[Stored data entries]

──────────

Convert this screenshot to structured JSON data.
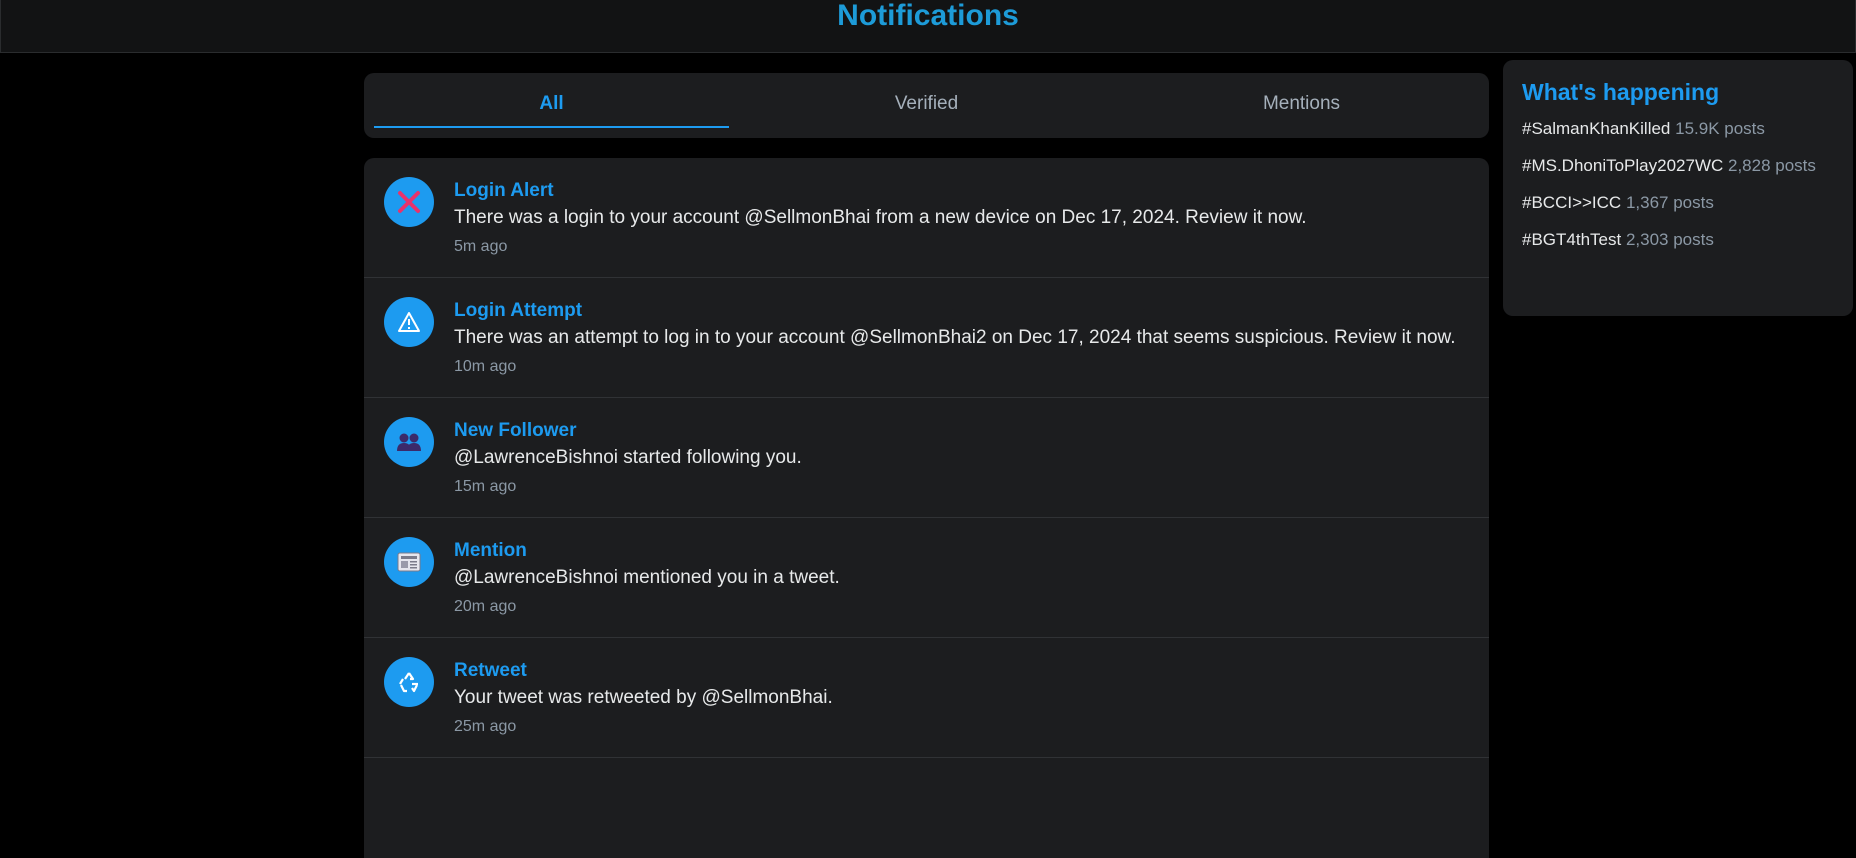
{
  "header": {
    "title": "Notifications"
  },
  "tabs": [
    {
      "label": "All",
      "active": true
    },
    {
      "label": "Verified",
      "active": false
    },
    {
      "label": "Mentions",
      "active": false
    }
  ],
  "notifications": [
    {
      "icon": "x-icon",
      "title": "Login Alert",
      "text": "There was a login to your account @SellmonBhai from a new device on Dec 17, 2024. Review it now.",
      "time": "5m ago"
    },
    {
      "icon": "warning-icon",
      "title": "Login Attempt",
      "text": "There was an attempt to log in to your account @SellmonBhai2 on Dec 17, 2024 that seems suspicious. Review it now.",
      "time": "10m ago"
    },
    {
      "icon": "users-icon",
      "title": "New Follower",
      "text": "@LawrenceBishnoi started following you.",
      "time": "15m ago"
    },
    {
      "icon": "newspaper-icon",
      "title": "Mention",
      "text": "@LawrenceBishnoi mentioned you in a tweet.",
      "time": "20m ago"
    },
    {
      "icon": "recycle-icon",
      "title": "Retweet",
      "text": "Your tweet was retweeted by @SellmonBhai.",
      "time": "25m ago"
    }
  ],
  "sidebar": {
    "title": "What's happening",
    "trends": [
      {
        "tag": "#SalmanKhanKilled",
        "count": "15.9K posts"
      },
      {
        "tag": "#MS.DhoniToPlay2027WC",
        "count": "2,828 posts"
      },
      {
        "tag": "#BCCI>>ICC",
        "count": "1,367 posts"
      },
      {
        "tag": "#BGT4thTest",
        "count": "2,303 posts"
      }
    ]
  },
  "colors": {
    "accent": "#1d9bf0",
    "background": "#000000",
    "card": "#1c1d1f"
  }
}
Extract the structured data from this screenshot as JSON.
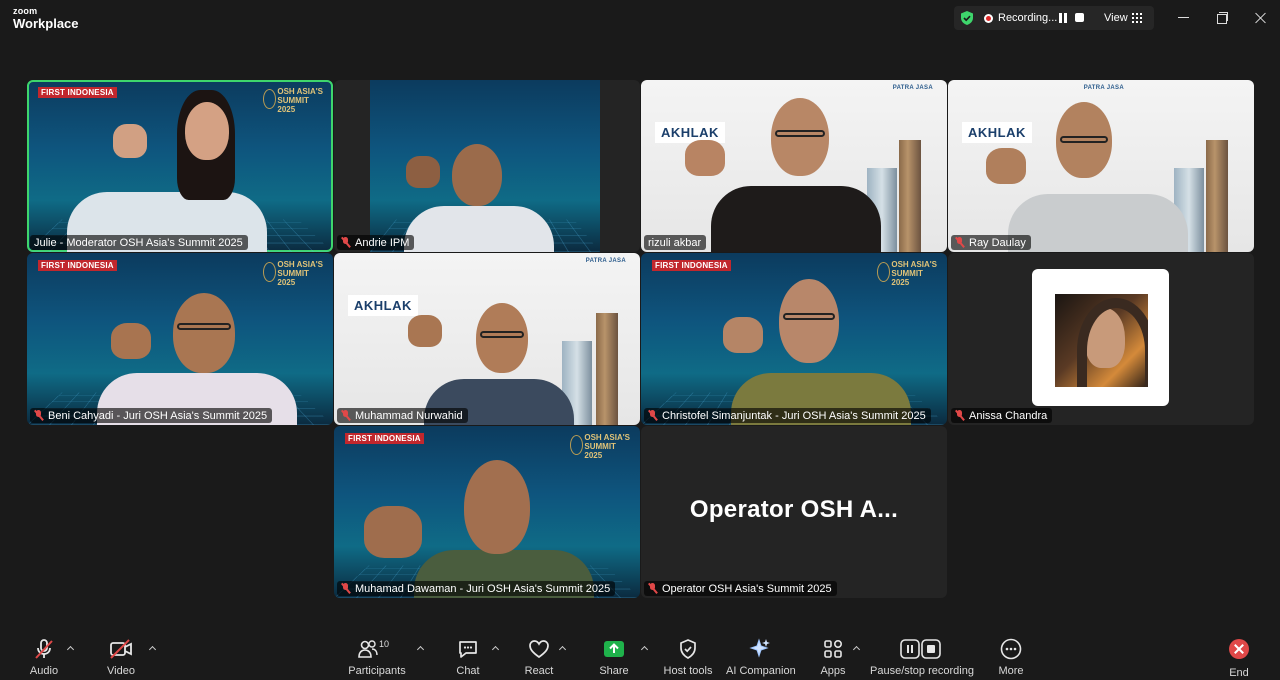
{
  "app": {
    "brand_top": "zoom",
    "brand_bottom": "Workplace"
  },
  "titlebar": {
    "recording_label": "Recording...",
    "view_label": "View",
    "shield_color": "#3ed66c",
    "record_color": "#e02828"
  },
  "gallery": {
    "active_speaker_color": "#3ed66c",
    "tiles": [
      {
        "name": "Julie - Moderator OSH Asia's Summit 2025",
        "muted": false,
        "background": "stage"
      },
      {
        "name": "Andrie IPM",
        "muted": true,
        "background": "stage"
      },
      {
        "name": "rizuli akbar",
        "muted": false,
        "background": "white"
      },
      {
        "name": "Ray Daulay",
        "muted": true,
        "background": "white"
      },
      {
        "name": "Beni Cahyadi - Juri OSH Asia's Summit 2025",
        "muted": true,
        "background": "stage"
      },
      {
        "name": "Muhammad Nurwahid",
        "muted": true,
        "background": "white"
      },
      {
        "name": "Christofel Simanjuntak - Juri OSH Asia's Summit 2025",
        "muted": true,
        "background": "stage"
      },
      {
        "name": "Anissa Chandra",
        "muted": true,
        "background": "avatar"
      },
      {
        "name": "Muhamad Dawaman - Juri OSH Asia's Summit 2025",
        "muted": true,
        "background": "stage"
      },
      {
        "name": "Operator OSH Asia's Summit 2025",
        "muted": true,
        "background": "name-only",
        "display_name": "Operator OSH A..."
      }
    ],
    "backdrop_logos": {
      "first": "FIRST INDONESIA",
      "osh": "OSH ASIA'S SUMMIT 2025",
      "akhlak": "AKHLAK",
      "patra": "PATRA JASA"
    }
  },
  "toolbar": {
    "audio": "Audio",
    "video": "Video",
    "participants": "Participants",
    "participants_count": "10",
    "chat": "Chat",
    "react": "React",
    "share": "Share",
    "host_tools": "Host tools",
    "ai_companion": "AI Companion",
    "apps": "Apps",
    "pause_stop_recording": "Pause/stop recording",
    "more": "More",
    "end": "End",
    "share_color": "#1fb24b",
    "end_color": "#e04848"
  }
}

──────────

### Goal
Return all lines of the material above in which the word "LawrenceBishnoi" occurs.

### Right answer
      "text": "@LawrenceBishnoi started following you.",
      "text": "@LawrenceBishnoi mentioned you in a tweet.",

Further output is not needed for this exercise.